| Directions for this task |
Show every line that has the string "Dealt" in it.

══ Records ══

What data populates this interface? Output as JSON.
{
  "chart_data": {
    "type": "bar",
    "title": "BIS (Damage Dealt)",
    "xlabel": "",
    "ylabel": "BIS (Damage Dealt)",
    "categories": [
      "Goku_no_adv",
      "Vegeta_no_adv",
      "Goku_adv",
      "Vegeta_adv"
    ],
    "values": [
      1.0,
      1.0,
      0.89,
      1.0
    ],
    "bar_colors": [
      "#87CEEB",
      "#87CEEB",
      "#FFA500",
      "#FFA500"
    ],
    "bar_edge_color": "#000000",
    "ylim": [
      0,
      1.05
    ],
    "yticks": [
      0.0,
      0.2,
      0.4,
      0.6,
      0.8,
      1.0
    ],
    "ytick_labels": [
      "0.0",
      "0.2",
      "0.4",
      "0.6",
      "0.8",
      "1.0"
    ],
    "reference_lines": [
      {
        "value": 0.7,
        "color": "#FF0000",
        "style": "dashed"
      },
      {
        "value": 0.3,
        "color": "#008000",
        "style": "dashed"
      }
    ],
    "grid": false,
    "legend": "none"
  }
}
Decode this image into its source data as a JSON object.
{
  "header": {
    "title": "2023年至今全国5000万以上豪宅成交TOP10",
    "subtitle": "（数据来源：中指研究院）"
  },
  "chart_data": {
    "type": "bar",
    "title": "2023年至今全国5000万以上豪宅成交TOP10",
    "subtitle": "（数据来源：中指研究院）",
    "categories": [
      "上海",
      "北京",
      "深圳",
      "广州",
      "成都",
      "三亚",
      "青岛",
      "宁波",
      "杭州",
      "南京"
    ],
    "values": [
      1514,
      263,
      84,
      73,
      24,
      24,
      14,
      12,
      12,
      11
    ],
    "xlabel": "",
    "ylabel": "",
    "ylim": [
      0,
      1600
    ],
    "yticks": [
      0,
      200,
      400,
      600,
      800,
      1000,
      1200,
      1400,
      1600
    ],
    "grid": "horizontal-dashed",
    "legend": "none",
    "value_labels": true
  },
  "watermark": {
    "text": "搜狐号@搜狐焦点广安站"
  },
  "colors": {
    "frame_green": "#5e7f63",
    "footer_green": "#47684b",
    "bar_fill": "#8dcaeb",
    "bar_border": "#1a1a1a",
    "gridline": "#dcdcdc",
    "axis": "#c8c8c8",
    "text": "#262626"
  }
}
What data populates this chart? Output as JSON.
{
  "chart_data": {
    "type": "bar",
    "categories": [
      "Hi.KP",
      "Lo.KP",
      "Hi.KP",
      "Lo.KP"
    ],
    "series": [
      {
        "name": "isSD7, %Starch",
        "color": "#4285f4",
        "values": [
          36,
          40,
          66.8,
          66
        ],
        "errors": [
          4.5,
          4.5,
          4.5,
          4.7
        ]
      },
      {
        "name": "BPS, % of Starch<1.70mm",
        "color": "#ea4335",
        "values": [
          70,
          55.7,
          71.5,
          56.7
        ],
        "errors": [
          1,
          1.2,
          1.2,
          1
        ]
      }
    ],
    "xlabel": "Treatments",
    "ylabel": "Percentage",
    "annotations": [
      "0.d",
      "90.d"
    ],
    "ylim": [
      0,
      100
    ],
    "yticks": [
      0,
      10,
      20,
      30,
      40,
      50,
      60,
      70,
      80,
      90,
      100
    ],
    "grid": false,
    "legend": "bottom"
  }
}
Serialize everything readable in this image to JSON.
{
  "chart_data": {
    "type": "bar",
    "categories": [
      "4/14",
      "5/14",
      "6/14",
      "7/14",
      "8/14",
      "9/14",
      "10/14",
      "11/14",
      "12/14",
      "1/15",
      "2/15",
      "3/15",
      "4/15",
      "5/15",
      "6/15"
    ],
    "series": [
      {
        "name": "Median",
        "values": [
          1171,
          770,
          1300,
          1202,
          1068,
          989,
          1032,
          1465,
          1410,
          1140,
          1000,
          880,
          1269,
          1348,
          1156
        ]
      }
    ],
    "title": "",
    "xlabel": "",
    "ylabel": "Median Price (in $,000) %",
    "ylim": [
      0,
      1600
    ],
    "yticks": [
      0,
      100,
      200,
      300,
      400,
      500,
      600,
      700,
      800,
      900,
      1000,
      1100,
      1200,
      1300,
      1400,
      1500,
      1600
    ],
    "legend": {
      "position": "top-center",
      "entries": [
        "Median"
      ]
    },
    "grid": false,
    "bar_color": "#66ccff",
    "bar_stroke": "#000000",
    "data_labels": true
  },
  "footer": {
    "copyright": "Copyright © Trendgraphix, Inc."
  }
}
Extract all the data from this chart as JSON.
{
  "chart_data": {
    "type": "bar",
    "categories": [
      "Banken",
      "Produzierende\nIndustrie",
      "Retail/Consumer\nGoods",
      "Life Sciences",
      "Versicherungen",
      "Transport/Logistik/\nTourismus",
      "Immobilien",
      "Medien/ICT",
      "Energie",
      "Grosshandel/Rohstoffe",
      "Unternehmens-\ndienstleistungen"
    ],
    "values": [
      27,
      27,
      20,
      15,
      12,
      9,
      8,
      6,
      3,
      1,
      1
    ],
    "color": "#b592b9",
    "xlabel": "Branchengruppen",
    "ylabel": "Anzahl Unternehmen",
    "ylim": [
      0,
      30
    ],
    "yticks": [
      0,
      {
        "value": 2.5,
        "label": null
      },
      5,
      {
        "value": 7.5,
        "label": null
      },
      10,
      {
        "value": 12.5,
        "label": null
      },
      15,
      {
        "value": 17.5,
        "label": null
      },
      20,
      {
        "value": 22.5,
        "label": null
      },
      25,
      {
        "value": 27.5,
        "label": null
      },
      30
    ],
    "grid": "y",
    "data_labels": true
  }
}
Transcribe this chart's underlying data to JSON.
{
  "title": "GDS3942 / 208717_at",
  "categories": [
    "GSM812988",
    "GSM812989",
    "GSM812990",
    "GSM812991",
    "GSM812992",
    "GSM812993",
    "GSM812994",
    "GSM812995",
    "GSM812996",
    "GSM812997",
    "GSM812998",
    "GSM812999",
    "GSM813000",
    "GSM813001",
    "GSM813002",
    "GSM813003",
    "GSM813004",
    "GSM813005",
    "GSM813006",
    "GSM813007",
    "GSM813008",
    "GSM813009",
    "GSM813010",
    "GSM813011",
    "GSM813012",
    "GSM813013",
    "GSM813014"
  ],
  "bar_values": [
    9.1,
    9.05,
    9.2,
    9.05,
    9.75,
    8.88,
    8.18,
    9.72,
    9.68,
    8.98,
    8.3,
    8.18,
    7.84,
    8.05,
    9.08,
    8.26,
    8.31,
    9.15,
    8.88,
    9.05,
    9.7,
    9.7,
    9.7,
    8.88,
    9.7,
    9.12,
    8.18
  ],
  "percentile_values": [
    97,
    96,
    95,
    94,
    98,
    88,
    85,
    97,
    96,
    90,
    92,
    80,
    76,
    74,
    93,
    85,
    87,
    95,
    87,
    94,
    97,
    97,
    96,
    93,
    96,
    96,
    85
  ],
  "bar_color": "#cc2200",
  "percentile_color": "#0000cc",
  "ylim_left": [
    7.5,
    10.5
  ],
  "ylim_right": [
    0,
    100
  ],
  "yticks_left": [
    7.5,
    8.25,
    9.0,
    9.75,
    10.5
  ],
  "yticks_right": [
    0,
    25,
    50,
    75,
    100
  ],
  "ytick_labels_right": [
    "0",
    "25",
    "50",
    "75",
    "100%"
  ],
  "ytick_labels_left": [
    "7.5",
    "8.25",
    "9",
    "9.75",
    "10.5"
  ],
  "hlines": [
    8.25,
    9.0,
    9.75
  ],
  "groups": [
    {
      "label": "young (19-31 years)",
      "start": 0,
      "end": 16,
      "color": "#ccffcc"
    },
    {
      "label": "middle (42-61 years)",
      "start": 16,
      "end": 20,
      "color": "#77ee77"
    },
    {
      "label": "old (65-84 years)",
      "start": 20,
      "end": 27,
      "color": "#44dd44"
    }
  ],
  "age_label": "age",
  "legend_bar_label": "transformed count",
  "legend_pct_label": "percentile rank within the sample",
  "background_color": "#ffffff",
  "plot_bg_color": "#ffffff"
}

═══

| Final result |
    "title": "BIS (Damage Dealt)",
    "ylabel": "BIS (Damage Dealt)",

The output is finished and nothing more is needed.